**Required work**
What is the number of lines in the data holding the word "text"? Give that number by itself.

**Saved data entries**
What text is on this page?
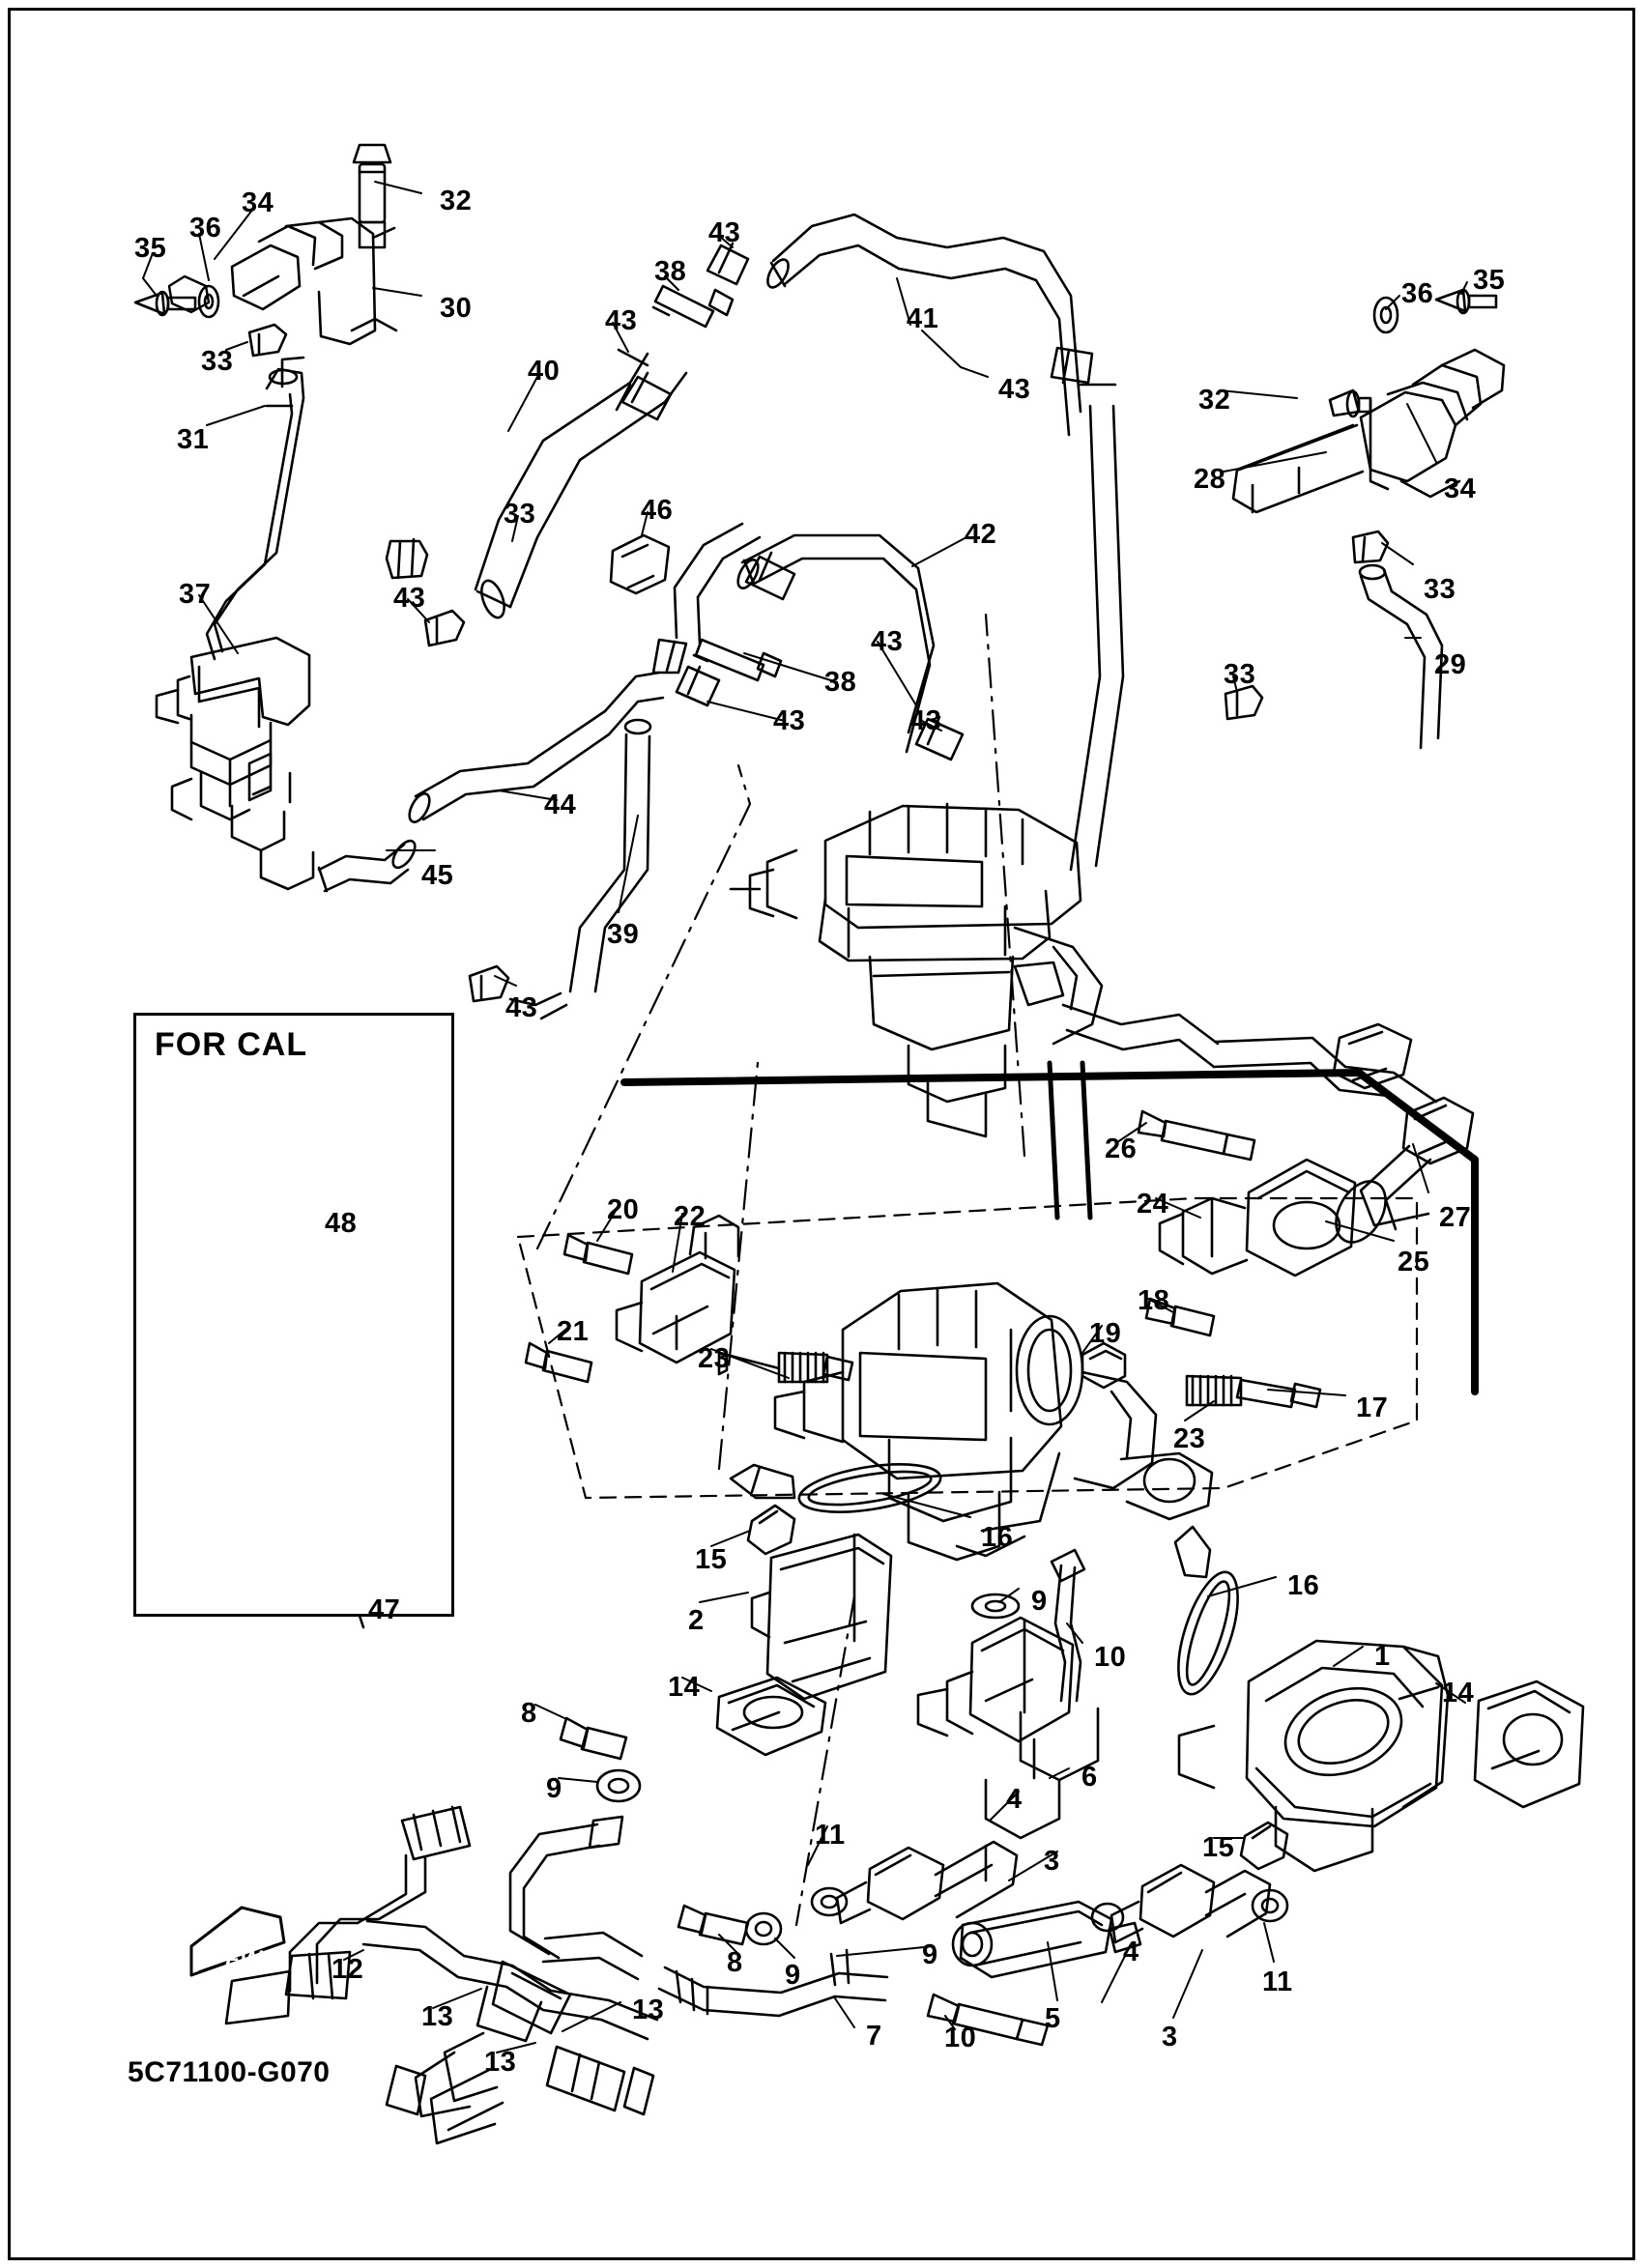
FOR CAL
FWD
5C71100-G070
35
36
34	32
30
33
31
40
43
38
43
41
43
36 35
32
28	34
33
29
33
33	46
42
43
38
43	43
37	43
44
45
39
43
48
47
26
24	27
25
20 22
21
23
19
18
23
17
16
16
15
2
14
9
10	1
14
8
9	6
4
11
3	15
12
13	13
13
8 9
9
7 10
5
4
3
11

--

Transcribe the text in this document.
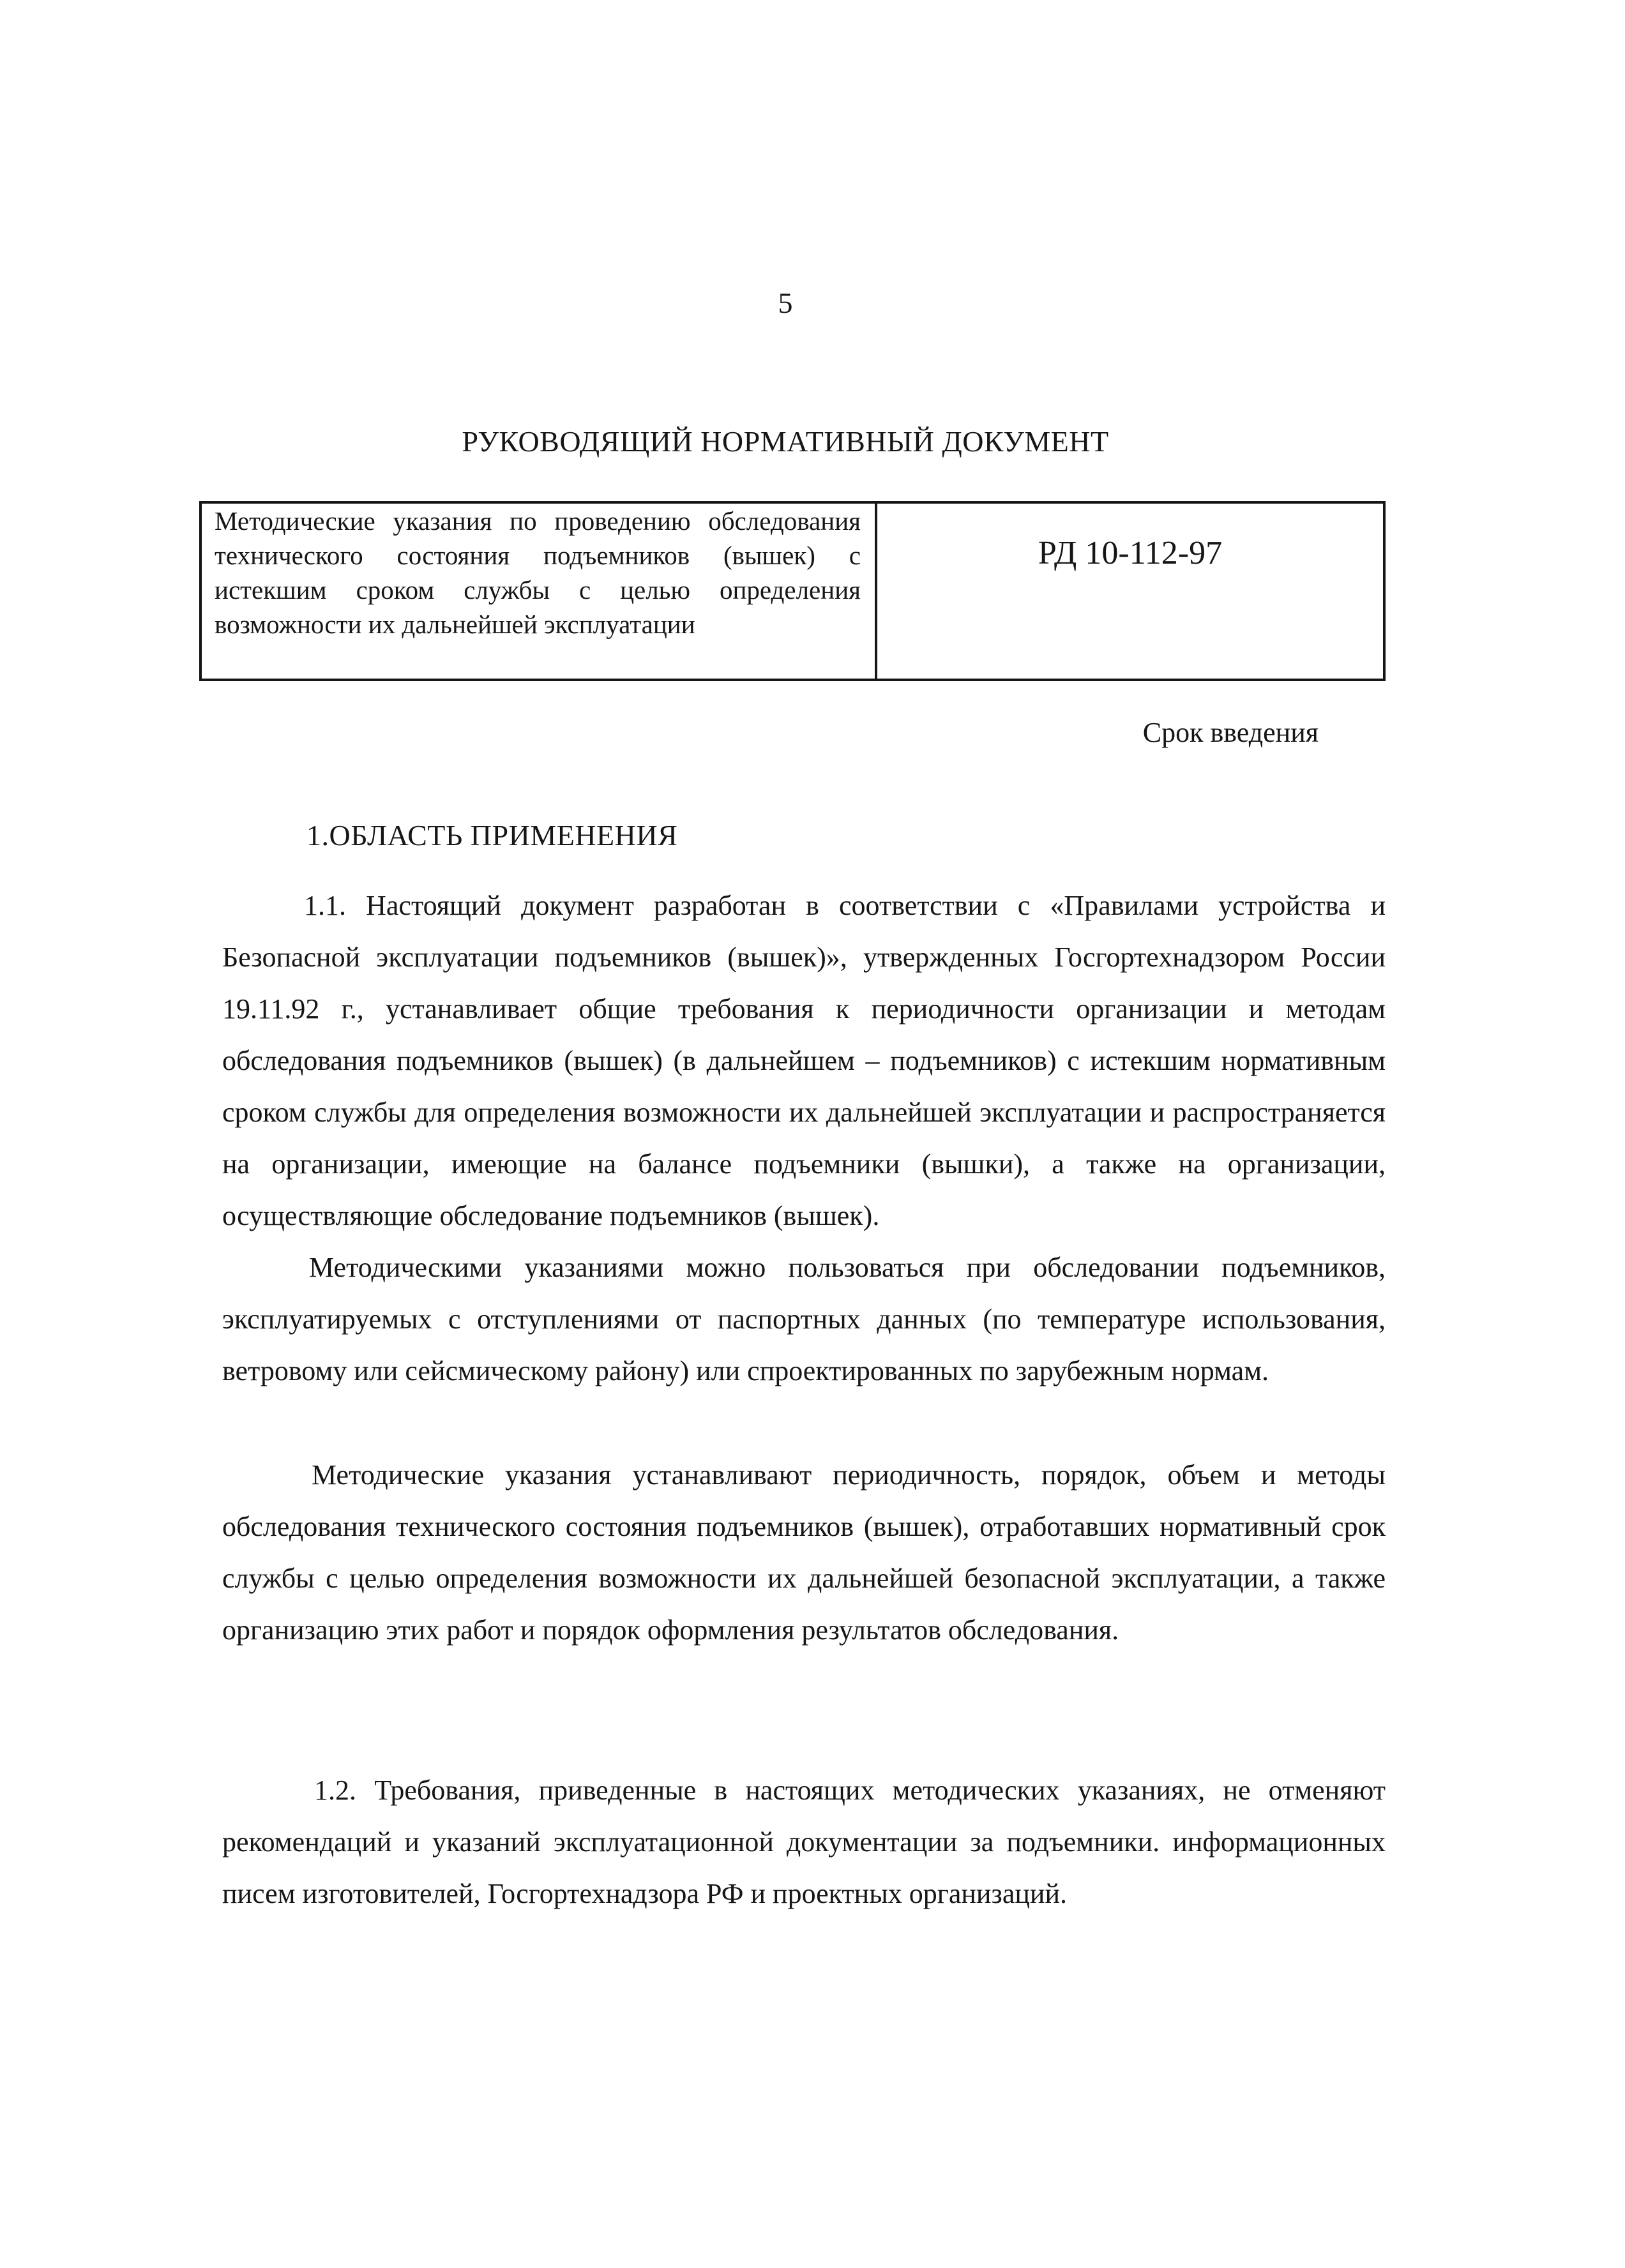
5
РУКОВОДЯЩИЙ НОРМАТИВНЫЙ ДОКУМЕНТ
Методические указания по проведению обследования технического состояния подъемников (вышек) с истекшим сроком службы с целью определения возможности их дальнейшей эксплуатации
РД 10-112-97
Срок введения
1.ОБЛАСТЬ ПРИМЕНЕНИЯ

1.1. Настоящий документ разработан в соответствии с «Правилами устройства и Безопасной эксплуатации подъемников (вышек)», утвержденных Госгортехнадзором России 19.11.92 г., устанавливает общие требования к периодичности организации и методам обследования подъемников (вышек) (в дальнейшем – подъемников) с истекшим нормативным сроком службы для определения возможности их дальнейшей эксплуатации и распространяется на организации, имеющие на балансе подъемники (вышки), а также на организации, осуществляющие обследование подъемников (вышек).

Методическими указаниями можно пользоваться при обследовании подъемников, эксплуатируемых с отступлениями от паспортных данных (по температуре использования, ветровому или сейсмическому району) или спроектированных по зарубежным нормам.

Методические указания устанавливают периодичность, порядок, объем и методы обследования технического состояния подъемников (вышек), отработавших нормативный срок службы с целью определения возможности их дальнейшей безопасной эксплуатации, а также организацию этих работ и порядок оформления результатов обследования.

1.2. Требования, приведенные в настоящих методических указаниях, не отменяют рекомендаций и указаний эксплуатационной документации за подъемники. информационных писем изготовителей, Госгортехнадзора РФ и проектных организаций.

**Answer**
2